THE TASK -
Select the lines that hold the word "down" and copy each one.

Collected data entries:
● ● ● ●
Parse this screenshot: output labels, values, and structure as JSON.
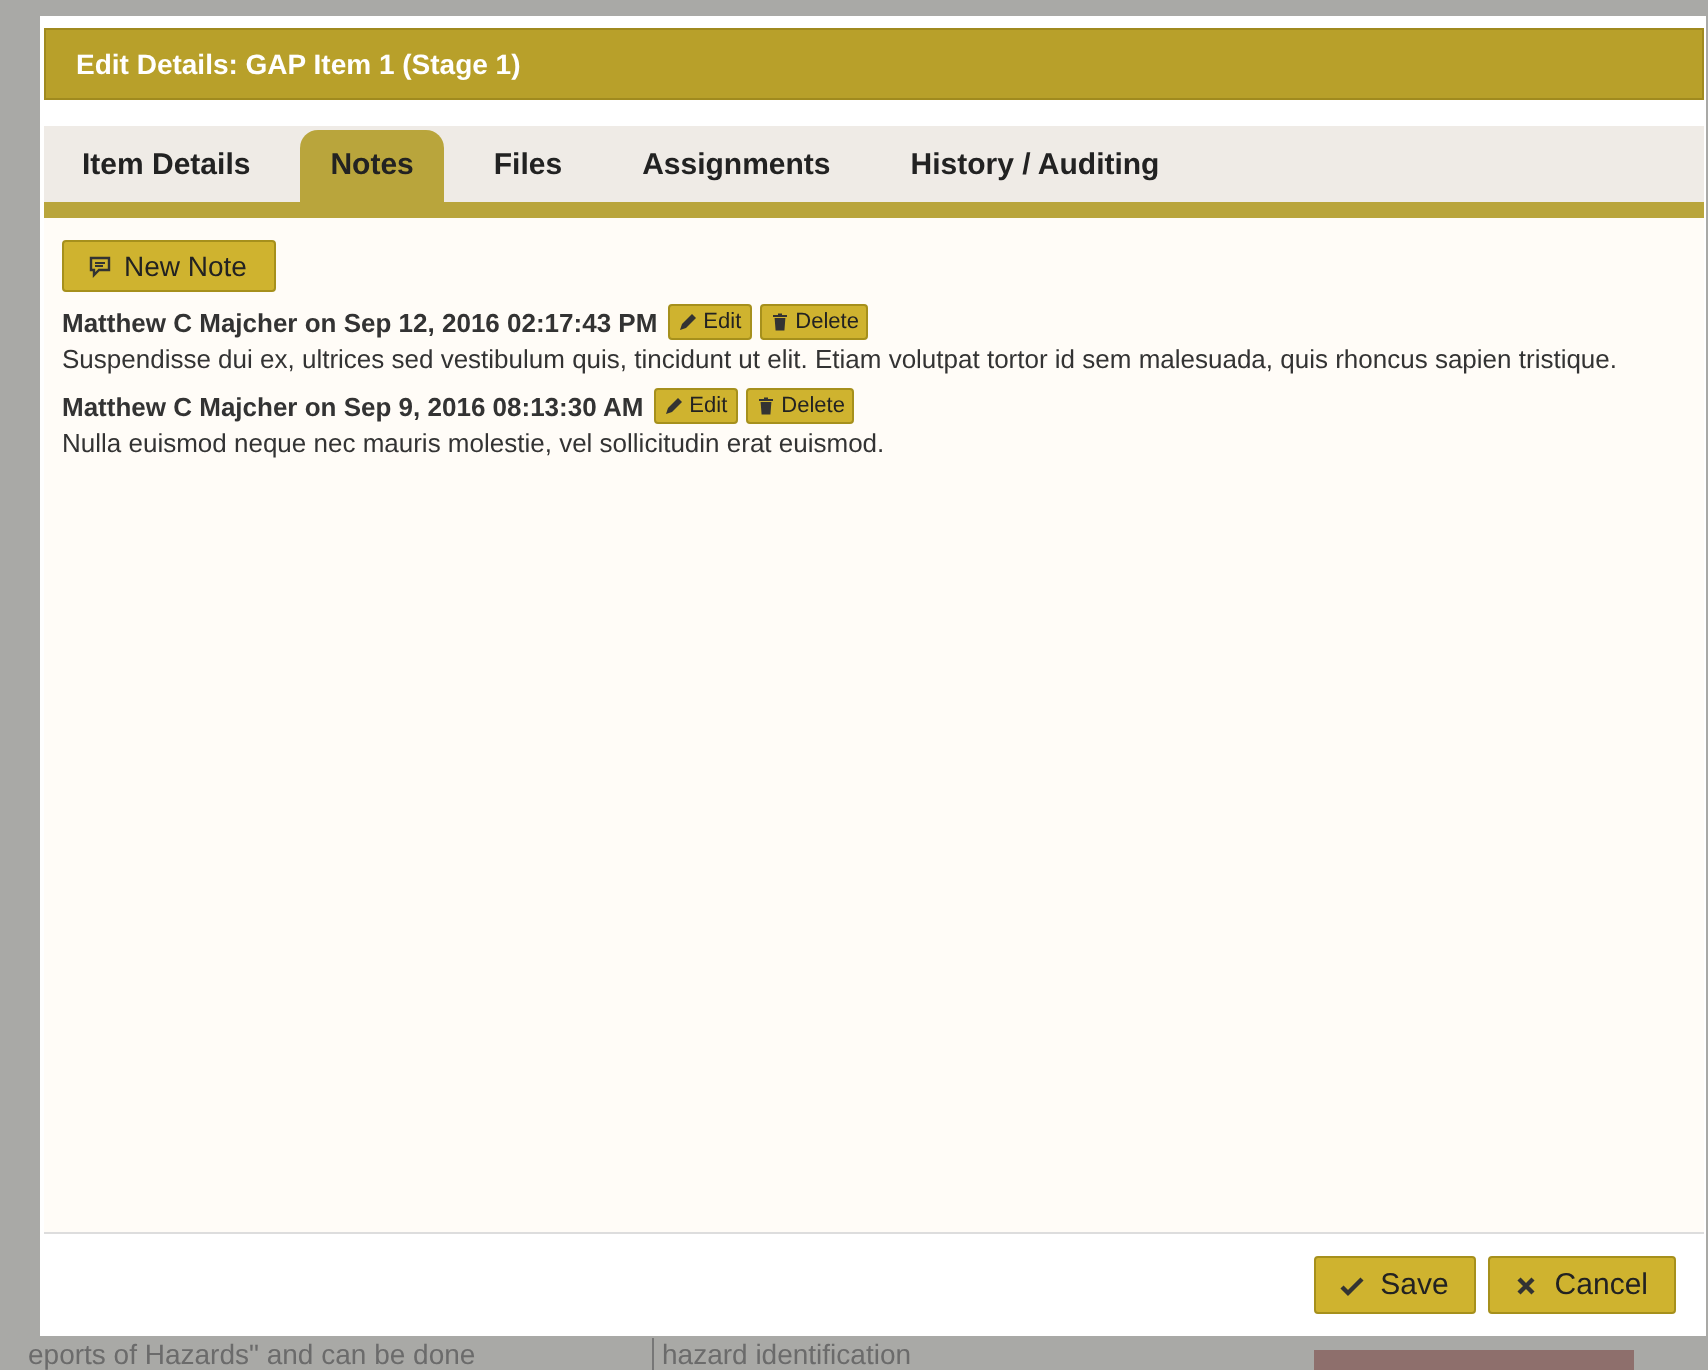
{
  "background": {
    "texts": [
      "eports of Hazards\" and can be done",
      "hazard identification"
    ]
  },
  "dialog": {
    "title": "Edit Details: GAP Item 1 (Stage 1)",
    "tabs": [
      {
        "label": "Item Details",
        "selected": false
      },
      {
        "label": "Notes",
        "selected": true
      },
      {
        "label": "Files",
        "selected": false
      },
      {
        "label": "Assignments",
        "selected": false
      },
      {
        "label": "History / Auditing",
        "selected": false
      }
    ],
    "new_note_button": "New Note",
    "notes": [
      {
        "author_line": "Matthew C Majcher on Sep 12, 2016 02:17:43 PM",
        "edit_button": "Edit",
        "delete_button": "Delete",
        "text": "Suspendisse dui ex, ultrices sed vestibulum quis, tincidunt ut elit. Etiam volutpat tortor id sem malesuada, quis rhoncus sapien tristique."
      },
      {
        "author_line": "Matthew C Majcher on Sep 9, 2016 08:13:30 AM",
        "edit_button": "Edit",
        "delete_button": "Delete",
        "text": "Nulla euismod neque nec mauris molestie, vel sollicitudin erat euismod."
      }
    ],
    "buttons": [
      {
        "kind": "save",
        "label": "Save"
      },
      {
        "kind": "cancel",
        "label": "Cancel"
      }
    ]
  }
}
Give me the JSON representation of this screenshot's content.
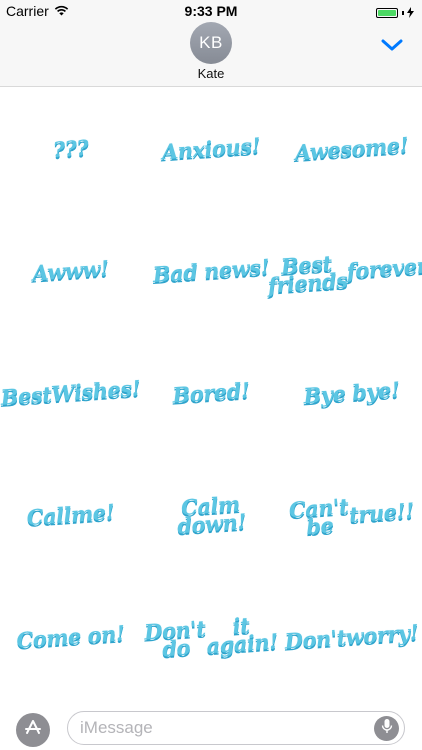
{
  "status_bar": {
    "carrier": "Carrier",
    "time": "9:33 PM"
  },
  "header": {
    "avatar_initials": "KB",
    "contact_name": "Kate"
  },
  "stickers": [
    [
      "???"
    ],
    [
      "Anxious!"
    ],
    [
      "Awesome!"
    ],
    [
      "Awww!"
    ],
    [
      "Bad news!"
    ],
    [
      "Best friends",
      "forever!"
    ],
    [
      "Best",
      "Wishes!"
    ],
    [
      "Bored!"
    ],
    [
      "Bye bye!"
    ],
    [
      "Call",
      "me!"
    ],
    [
      "Calm down!"
    ],
    [
      "Can't be",
      "true!!"
    ],
    [
      "Come on!"
    ],
    [
      "Don't do",
      "it again!"
    ],
    [
      "Don't",
      "worry!"
    ]
  ],
  "compose": {
    "placeholder": "iMessage"
  },
  "colors": {
    "sticker_fill": "#5cc6e3",
    "sticker_shadow": "#2fa4cc",
    "accent": "#007aff",
    "battery": "#4cd964"
  },
  "icons": {
    "signal": "wifi-icon",
    "charge": "charging-bolt-icon",
    "collapse": "chevron-down-icon",
    "apps": "app-store-icon",
    "dictation": "microphone-icon"
  }
}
● ● ● ●
SOLVED EXERCISE -
      "Calm down!"
    "collapse": "chevron-down-icon",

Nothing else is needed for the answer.